WORK TO COMPLETE> Copy out each line that includes the word "behavior".

+ + + +

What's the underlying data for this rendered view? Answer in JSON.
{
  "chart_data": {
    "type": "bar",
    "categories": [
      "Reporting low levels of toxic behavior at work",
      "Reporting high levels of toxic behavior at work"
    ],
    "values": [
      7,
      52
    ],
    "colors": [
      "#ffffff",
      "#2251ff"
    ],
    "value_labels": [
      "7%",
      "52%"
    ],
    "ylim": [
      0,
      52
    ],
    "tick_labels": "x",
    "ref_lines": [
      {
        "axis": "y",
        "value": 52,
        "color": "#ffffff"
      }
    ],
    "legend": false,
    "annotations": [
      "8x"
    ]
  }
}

+ + + +

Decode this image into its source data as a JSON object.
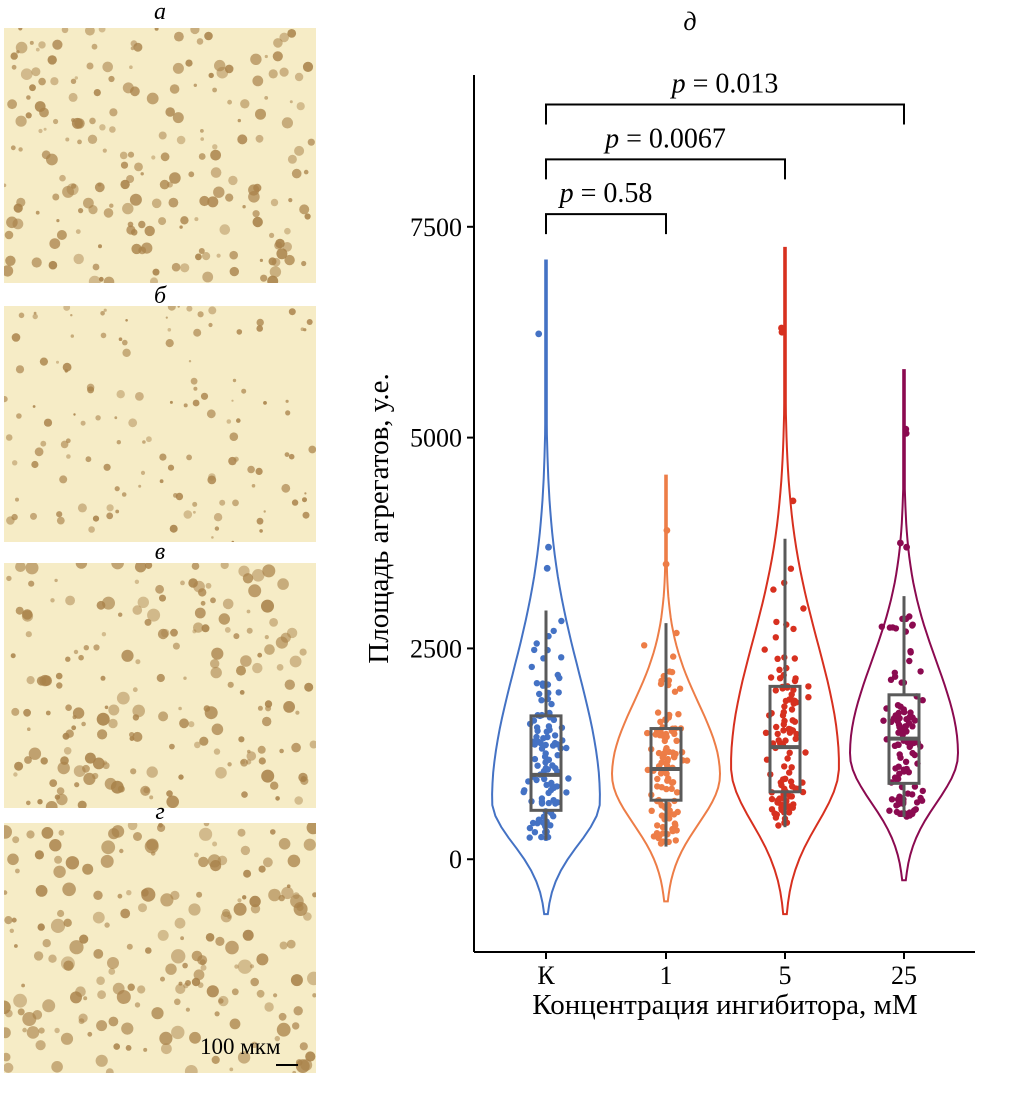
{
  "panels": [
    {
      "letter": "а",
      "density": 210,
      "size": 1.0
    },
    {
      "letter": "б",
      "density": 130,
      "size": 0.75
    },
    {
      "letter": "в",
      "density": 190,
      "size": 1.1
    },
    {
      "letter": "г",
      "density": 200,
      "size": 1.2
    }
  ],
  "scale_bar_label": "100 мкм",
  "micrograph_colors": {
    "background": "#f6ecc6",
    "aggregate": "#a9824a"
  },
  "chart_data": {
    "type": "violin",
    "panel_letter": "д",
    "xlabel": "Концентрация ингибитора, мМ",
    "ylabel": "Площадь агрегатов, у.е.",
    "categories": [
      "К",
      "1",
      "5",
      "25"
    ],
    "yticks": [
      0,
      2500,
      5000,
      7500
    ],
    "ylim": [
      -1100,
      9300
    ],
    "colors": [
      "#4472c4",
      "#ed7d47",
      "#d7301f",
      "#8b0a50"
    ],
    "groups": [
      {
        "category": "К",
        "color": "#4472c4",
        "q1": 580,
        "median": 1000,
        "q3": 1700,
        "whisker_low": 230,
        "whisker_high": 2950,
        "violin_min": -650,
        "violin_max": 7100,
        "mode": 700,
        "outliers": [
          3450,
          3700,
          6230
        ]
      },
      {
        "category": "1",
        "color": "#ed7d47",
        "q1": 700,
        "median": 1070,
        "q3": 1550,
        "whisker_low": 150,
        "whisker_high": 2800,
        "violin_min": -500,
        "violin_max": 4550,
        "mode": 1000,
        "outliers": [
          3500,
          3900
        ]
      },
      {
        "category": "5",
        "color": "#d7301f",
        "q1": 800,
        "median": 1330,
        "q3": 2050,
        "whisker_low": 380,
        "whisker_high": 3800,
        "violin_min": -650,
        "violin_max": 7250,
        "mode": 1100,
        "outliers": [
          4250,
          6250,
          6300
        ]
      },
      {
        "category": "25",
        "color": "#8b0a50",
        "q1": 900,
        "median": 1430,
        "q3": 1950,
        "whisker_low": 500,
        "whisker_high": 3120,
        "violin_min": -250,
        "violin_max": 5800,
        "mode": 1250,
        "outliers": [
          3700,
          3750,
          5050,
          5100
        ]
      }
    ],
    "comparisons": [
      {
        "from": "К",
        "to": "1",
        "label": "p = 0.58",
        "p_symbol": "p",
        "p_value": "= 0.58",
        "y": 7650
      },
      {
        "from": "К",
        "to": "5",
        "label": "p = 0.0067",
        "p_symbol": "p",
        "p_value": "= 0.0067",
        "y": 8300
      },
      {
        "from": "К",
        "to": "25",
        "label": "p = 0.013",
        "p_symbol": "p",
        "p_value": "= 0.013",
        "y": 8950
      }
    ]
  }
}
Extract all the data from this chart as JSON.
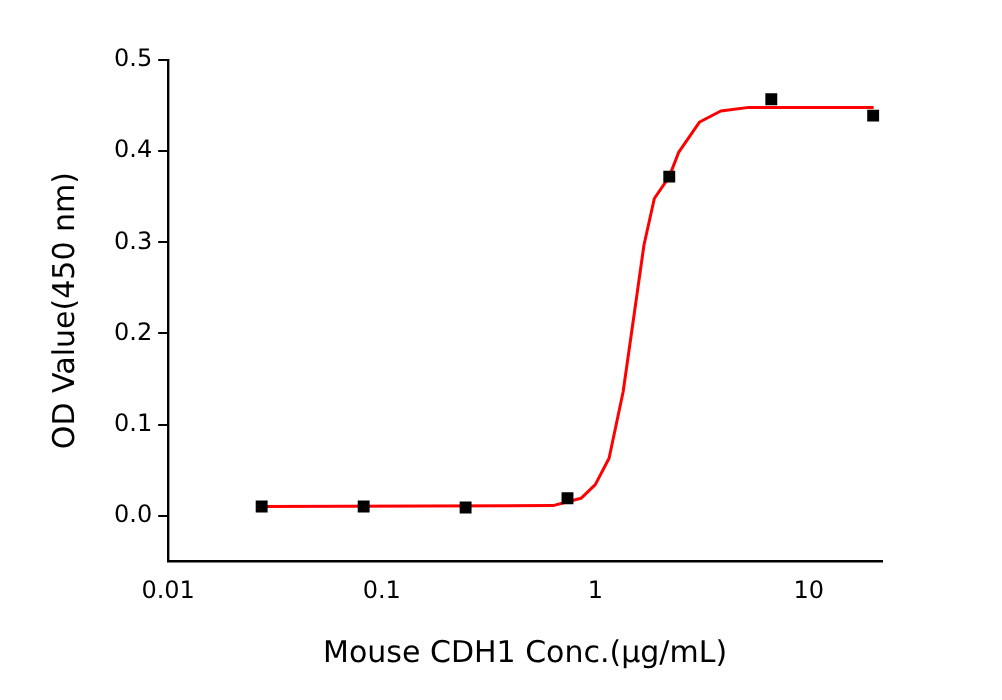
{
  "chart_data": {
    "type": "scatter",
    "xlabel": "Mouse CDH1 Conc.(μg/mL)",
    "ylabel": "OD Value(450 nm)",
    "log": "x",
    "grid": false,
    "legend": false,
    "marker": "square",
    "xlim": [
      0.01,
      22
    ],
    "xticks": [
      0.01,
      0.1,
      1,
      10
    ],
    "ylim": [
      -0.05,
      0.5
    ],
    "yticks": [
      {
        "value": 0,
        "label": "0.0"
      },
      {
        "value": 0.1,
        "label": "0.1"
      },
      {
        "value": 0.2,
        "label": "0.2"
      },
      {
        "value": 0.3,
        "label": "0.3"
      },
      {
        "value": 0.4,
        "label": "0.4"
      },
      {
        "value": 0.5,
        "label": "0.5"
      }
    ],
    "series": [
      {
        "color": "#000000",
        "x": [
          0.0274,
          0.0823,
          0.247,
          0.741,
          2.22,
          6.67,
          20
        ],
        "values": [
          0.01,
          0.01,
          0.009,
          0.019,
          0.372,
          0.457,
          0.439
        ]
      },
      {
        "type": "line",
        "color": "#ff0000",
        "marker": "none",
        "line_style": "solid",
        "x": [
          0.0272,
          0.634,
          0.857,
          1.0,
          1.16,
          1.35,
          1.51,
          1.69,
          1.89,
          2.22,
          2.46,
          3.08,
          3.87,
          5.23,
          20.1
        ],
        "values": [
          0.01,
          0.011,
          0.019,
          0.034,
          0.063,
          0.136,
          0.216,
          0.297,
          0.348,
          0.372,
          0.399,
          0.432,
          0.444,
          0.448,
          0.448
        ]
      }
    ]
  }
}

+ + + +

SOLUTION>
      "Reporting low levels of toxic behavior at work",
      "Reporting high levels of toxic behavior at work"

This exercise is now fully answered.